* _Task to complete_: Find the lines in these entries that include the word "พากย" and state how many there are, with no other words.

━━━ Listed records

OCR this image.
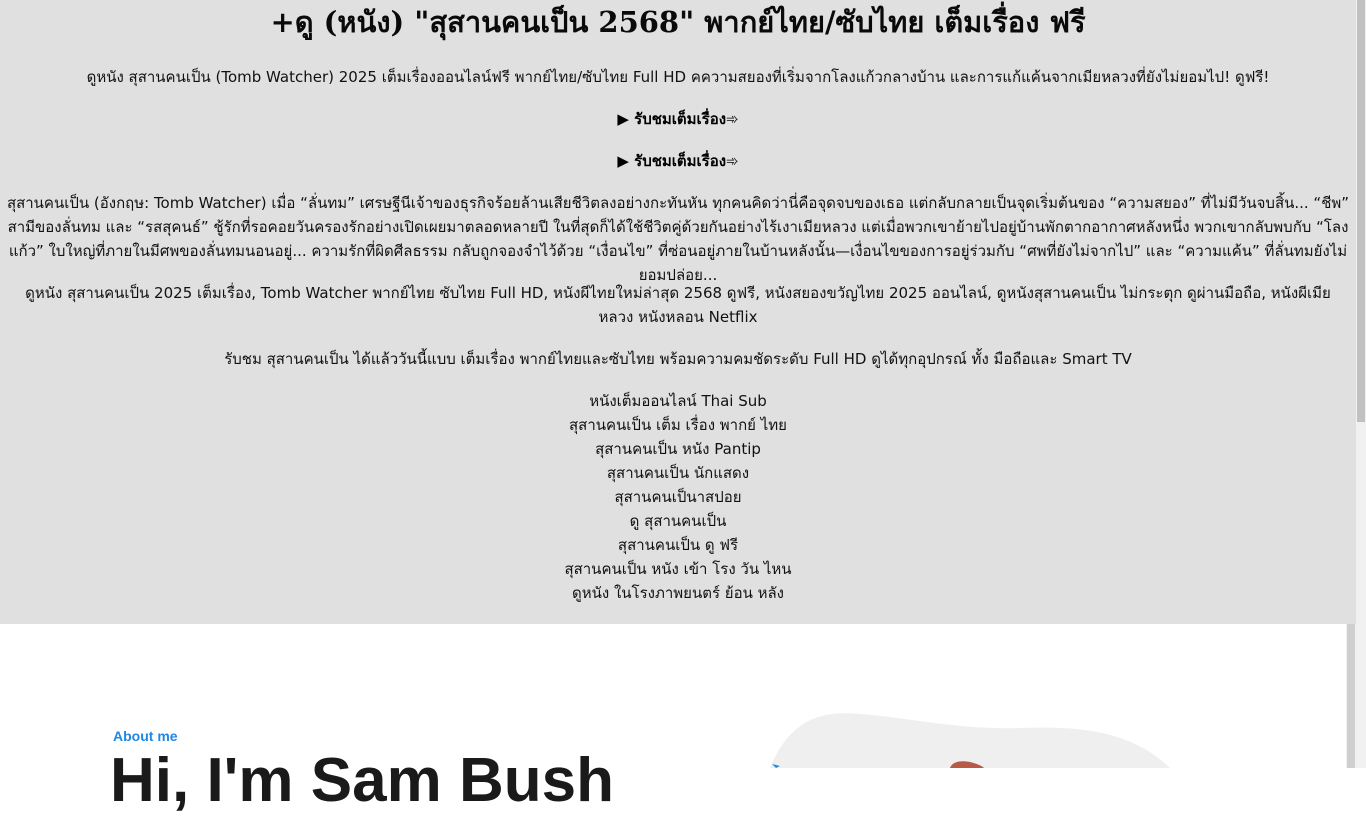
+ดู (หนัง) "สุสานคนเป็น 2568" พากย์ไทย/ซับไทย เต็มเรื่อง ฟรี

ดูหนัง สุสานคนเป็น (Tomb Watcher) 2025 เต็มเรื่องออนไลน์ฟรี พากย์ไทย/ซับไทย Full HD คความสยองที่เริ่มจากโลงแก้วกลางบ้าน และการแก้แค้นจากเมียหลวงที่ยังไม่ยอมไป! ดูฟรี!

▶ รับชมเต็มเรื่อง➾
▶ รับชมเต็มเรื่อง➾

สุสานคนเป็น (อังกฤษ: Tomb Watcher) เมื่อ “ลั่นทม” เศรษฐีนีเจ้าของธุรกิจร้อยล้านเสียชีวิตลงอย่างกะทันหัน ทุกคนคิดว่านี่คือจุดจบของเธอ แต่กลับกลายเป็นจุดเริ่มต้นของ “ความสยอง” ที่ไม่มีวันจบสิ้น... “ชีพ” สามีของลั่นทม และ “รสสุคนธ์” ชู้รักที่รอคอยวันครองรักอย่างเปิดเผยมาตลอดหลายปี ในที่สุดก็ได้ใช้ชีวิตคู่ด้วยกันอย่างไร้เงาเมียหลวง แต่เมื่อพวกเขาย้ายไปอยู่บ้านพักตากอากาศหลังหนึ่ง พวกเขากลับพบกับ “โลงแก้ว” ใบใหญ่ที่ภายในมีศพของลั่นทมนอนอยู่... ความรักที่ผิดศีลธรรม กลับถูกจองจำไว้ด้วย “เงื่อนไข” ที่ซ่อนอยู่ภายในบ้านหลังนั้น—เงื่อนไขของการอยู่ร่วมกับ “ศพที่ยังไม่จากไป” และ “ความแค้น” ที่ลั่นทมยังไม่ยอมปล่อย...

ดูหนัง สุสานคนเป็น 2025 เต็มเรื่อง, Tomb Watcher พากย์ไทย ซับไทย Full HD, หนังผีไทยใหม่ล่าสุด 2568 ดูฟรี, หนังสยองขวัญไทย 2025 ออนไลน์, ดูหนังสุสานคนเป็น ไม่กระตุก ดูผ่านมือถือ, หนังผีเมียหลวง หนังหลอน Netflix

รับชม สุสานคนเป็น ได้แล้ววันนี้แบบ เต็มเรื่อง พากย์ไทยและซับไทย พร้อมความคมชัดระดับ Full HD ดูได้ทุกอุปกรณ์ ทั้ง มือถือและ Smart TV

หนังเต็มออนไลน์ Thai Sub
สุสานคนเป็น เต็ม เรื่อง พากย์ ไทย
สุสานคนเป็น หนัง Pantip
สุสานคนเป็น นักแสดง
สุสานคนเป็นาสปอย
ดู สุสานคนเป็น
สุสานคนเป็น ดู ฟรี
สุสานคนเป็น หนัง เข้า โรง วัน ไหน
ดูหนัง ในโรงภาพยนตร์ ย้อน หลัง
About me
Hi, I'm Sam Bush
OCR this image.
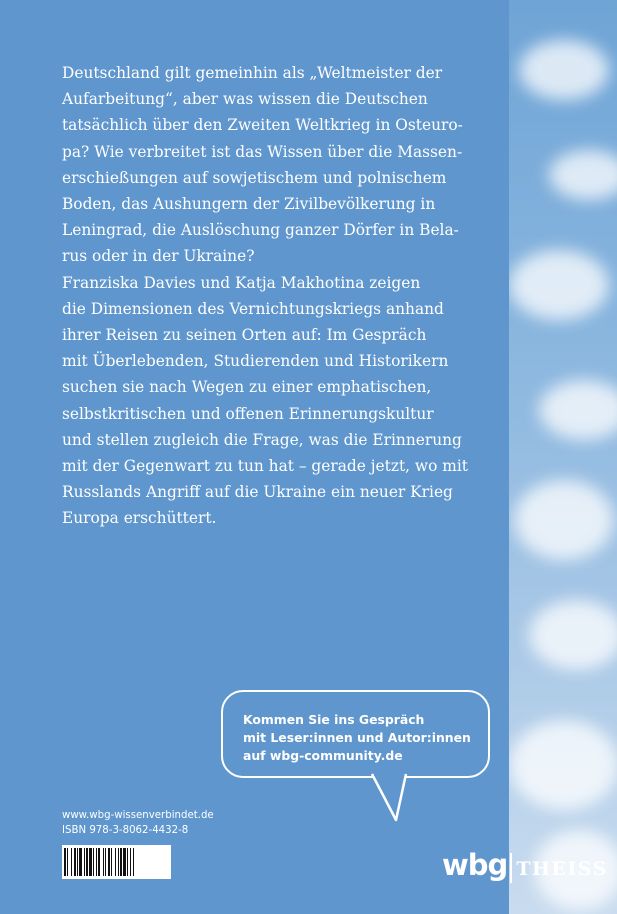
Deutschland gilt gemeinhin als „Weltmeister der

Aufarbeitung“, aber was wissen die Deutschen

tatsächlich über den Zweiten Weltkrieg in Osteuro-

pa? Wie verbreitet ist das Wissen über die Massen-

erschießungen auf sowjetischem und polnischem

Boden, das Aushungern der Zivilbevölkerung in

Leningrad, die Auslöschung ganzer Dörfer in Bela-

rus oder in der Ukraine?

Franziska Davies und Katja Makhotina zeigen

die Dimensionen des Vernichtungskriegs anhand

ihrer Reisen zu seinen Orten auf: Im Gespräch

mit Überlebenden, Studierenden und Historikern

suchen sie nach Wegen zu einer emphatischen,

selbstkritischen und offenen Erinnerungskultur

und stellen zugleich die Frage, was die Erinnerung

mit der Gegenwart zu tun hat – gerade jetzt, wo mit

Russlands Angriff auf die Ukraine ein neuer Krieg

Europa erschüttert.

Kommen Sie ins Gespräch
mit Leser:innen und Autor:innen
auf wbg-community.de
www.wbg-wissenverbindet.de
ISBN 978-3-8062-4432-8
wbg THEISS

━━━━━━

* _Answer to this task_: 5